— start Material supplied —

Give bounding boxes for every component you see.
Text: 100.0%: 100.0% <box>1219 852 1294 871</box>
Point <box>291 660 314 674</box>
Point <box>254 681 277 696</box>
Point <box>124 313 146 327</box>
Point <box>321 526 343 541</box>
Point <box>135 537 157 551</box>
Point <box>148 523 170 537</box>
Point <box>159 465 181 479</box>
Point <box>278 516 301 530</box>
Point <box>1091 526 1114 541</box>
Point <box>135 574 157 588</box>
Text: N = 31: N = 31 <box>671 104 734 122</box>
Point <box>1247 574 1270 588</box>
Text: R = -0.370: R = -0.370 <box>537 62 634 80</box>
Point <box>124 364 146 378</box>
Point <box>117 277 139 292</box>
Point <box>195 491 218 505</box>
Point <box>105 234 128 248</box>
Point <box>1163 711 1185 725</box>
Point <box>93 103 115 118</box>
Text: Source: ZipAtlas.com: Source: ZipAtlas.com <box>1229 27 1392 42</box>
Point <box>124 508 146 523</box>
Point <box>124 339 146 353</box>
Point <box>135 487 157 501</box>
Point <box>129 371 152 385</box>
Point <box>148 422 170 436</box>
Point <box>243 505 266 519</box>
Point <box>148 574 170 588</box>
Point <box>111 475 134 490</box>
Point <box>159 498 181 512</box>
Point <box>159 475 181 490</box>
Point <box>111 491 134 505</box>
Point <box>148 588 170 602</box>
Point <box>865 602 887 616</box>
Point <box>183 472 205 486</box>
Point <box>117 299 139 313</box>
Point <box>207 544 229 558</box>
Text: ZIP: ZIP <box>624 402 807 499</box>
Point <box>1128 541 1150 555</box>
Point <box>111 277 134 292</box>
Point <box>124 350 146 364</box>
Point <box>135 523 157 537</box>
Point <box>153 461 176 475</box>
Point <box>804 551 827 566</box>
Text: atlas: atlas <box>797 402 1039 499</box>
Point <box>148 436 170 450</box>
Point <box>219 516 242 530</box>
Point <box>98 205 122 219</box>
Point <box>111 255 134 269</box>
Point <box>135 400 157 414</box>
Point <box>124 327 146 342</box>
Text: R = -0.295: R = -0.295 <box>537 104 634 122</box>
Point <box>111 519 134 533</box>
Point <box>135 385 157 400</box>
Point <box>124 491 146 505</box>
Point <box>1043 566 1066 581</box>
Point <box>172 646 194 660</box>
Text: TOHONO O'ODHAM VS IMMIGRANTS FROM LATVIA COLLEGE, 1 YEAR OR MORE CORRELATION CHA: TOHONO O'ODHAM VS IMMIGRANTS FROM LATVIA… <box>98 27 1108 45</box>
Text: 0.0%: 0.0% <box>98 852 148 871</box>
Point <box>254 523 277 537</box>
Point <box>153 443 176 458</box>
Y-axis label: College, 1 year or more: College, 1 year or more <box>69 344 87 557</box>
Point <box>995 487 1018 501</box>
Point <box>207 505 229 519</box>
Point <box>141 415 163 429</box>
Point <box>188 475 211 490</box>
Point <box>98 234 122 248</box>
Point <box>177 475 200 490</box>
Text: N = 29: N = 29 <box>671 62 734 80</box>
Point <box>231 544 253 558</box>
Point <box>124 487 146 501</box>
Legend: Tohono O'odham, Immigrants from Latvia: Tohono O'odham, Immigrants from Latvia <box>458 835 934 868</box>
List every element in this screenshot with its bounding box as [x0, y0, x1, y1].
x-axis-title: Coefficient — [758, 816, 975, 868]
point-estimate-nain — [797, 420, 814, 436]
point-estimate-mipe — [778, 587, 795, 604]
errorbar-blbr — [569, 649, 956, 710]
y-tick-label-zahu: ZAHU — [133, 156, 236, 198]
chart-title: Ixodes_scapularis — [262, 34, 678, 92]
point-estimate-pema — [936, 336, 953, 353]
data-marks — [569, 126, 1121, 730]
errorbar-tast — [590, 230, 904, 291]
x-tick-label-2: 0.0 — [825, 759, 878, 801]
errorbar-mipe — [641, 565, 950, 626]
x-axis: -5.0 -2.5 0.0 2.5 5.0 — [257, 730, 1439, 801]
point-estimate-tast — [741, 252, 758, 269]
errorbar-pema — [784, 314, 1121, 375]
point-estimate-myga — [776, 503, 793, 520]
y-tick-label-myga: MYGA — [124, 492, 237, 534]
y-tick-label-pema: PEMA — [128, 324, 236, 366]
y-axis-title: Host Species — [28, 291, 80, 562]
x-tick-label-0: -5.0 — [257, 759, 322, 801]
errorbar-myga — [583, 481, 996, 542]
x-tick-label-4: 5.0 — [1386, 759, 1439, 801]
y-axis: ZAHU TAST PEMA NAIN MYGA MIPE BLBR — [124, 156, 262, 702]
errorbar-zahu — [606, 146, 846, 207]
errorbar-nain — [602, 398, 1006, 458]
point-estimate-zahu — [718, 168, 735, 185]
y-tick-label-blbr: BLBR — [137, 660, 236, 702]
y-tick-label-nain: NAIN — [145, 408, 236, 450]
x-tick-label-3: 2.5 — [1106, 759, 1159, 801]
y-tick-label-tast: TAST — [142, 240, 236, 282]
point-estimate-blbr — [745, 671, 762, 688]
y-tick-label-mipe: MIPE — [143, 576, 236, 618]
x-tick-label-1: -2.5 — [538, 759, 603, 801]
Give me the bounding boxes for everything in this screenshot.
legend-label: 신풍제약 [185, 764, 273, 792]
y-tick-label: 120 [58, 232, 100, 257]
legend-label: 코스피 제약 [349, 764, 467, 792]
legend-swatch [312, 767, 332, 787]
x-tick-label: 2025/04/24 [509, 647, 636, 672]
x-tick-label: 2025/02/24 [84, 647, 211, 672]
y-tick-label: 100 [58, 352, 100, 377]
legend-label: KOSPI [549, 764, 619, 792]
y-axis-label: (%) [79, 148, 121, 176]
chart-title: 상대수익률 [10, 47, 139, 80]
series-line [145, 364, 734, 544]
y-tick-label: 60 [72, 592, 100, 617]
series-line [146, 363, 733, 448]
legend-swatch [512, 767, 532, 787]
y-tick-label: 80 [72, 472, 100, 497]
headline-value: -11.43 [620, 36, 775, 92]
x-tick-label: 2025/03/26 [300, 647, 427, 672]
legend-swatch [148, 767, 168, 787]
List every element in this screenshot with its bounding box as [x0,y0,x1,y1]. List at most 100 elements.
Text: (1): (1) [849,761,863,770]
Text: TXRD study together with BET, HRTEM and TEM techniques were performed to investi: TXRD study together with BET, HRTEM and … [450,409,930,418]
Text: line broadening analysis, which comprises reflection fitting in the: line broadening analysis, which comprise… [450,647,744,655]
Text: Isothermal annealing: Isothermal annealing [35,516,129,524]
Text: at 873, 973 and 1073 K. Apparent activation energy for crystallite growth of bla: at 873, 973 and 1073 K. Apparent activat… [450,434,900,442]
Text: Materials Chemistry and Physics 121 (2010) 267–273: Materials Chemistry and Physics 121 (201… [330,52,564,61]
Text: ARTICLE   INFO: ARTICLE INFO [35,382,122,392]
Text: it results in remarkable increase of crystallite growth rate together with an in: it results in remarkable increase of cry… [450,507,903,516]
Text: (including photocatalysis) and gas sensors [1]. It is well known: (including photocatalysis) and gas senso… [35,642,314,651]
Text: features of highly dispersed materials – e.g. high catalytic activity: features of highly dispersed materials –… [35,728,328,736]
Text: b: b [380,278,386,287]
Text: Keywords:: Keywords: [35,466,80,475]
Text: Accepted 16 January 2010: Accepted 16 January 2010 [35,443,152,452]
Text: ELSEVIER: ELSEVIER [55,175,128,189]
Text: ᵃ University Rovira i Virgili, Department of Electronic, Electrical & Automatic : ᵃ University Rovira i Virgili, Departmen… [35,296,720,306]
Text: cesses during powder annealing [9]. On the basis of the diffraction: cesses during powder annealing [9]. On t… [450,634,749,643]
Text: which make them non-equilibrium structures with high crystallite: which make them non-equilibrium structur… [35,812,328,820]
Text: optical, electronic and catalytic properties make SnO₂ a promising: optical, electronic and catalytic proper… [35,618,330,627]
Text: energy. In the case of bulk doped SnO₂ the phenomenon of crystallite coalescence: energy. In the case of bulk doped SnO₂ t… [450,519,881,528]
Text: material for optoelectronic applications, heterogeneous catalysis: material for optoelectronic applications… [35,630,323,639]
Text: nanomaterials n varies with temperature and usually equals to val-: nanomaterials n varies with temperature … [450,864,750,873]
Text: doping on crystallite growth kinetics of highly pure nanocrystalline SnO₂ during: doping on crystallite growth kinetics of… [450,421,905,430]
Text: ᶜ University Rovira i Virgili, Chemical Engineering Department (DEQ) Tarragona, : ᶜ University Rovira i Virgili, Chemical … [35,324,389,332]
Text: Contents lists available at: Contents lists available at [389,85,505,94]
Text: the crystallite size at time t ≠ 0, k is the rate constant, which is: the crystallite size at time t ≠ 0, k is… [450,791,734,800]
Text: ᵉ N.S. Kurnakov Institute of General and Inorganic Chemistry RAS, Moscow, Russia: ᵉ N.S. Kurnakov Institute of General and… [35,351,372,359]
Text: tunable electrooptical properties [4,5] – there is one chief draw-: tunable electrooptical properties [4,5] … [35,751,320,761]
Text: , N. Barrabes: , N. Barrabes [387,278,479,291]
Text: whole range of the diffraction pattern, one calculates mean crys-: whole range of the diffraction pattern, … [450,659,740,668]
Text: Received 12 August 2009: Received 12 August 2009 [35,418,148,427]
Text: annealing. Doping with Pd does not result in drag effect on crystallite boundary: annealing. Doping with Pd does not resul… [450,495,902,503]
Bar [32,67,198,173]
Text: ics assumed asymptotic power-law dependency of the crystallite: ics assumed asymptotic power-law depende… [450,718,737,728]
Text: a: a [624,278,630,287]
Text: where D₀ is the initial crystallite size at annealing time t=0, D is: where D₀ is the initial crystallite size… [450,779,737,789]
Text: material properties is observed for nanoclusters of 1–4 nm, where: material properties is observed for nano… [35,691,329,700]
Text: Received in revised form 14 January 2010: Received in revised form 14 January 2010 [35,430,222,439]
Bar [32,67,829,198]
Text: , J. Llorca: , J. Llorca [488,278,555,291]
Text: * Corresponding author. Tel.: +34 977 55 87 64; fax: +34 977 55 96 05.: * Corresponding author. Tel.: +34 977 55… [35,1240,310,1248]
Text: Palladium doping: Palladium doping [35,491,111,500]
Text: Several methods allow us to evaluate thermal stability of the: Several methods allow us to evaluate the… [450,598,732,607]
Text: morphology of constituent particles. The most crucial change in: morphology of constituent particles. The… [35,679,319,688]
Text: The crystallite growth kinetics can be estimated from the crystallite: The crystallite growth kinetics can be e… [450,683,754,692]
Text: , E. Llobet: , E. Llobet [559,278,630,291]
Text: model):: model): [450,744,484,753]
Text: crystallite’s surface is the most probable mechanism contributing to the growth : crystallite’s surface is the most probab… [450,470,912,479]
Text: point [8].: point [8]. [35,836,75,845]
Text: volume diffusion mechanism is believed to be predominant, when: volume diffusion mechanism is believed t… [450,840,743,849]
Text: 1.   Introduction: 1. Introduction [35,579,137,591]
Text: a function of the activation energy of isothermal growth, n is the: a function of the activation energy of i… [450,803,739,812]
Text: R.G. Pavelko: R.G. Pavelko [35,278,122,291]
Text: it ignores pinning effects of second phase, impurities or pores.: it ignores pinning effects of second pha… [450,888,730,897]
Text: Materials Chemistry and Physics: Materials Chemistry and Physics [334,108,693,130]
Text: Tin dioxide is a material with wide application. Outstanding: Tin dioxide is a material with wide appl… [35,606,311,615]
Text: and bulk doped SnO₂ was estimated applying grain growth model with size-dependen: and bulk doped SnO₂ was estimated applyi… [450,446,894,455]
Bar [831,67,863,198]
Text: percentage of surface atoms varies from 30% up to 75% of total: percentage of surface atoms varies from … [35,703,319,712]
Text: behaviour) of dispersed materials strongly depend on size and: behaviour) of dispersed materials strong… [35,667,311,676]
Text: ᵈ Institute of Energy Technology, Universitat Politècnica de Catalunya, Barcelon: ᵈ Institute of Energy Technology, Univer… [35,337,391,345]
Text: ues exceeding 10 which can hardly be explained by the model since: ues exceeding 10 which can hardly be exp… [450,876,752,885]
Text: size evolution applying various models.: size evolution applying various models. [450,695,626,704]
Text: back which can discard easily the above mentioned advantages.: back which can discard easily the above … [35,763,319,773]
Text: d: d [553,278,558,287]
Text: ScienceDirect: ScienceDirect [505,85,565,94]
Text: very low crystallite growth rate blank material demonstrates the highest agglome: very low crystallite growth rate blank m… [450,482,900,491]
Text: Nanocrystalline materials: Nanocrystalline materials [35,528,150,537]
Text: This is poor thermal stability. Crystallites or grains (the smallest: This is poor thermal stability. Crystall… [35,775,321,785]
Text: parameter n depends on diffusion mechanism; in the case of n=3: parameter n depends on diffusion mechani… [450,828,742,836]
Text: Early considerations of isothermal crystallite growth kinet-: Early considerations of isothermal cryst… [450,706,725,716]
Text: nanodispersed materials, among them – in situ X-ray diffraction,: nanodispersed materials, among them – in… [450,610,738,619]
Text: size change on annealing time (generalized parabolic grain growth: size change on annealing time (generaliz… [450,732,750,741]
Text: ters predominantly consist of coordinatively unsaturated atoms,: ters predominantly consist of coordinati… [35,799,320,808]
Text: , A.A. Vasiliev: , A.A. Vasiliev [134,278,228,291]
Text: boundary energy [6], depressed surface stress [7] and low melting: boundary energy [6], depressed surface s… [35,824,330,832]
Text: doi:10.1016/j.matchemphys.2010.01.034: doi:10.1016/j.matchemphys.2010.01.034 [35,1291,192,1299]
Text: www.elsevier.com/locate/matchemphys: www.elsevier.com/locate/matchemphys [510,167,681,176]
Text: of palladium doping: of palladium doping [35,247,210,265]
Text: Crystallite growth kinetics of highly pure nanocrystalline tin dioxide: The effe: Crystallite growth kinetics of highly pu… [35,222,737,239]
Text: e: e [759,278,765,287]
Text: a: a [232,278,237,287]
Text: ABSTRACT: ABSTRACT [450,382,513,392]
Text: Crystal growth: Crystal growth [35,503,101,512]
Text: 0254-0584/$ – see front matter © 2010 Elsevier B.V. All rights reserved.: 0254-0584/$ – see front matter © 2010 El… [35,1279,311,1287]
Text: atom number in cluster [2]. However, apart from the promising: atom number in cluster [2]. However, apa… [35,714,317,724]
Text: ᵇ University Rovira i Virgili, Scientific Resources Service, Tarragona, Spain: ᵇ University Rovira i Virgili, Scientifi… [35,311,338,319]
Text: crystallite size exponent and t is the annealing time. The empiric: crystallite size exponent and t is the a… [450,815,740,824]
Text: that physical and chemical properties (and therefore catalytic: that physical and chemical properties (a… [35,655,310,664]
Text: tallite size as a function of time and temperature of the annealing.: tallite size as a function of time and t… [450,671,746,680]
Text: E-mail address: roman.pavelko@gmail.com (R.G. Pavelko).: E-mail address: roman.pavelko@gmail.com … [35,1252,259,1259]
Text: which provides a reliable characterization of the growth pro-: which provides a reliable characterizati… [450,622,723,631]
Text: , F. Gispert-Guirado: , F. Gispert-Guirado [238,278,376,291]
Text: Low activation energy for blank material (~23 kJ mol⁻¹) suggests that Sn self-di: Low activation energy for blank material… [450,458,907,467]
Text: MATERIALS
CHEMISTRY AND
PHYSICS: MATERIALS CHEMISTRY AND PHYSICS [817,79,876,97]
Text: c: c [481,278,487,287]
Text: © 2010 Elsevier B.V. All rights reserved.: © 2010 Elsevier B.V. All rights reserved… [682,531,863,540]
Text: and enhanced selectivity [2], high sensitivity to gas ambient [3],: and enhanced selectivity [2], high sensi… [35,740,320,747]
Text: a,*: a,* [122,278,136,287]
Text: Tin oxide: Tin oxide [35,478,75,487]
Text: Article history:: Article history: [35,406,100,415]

— end Material supplied —

* Stated exercise *
Copy out the data from its first line through the line containing "Text: N = 31: N", including both of those lines.

* Written response *
Give bounding boxes for every component you see.
Text: 100.0%: 100.0% <box>1219 852 1294 871</box>
Point <box>291 660 314 674</box>
Point <box>254 681 277 696</box>
Point <box>124 313 146 327</box>
Point <box>321 526 343 541</box>
Point <box>135 537 157 551</box>
Point <box>148 523 170 537</box>
Point <box>159 465 181 479</box>
Point <box>278 516 301 530</box>
Point <box>1091 526 1114 541</box>
Point <box>135 574 157 588</box>
Text: N = 31: N = 31 <box>671 104 734 122</box>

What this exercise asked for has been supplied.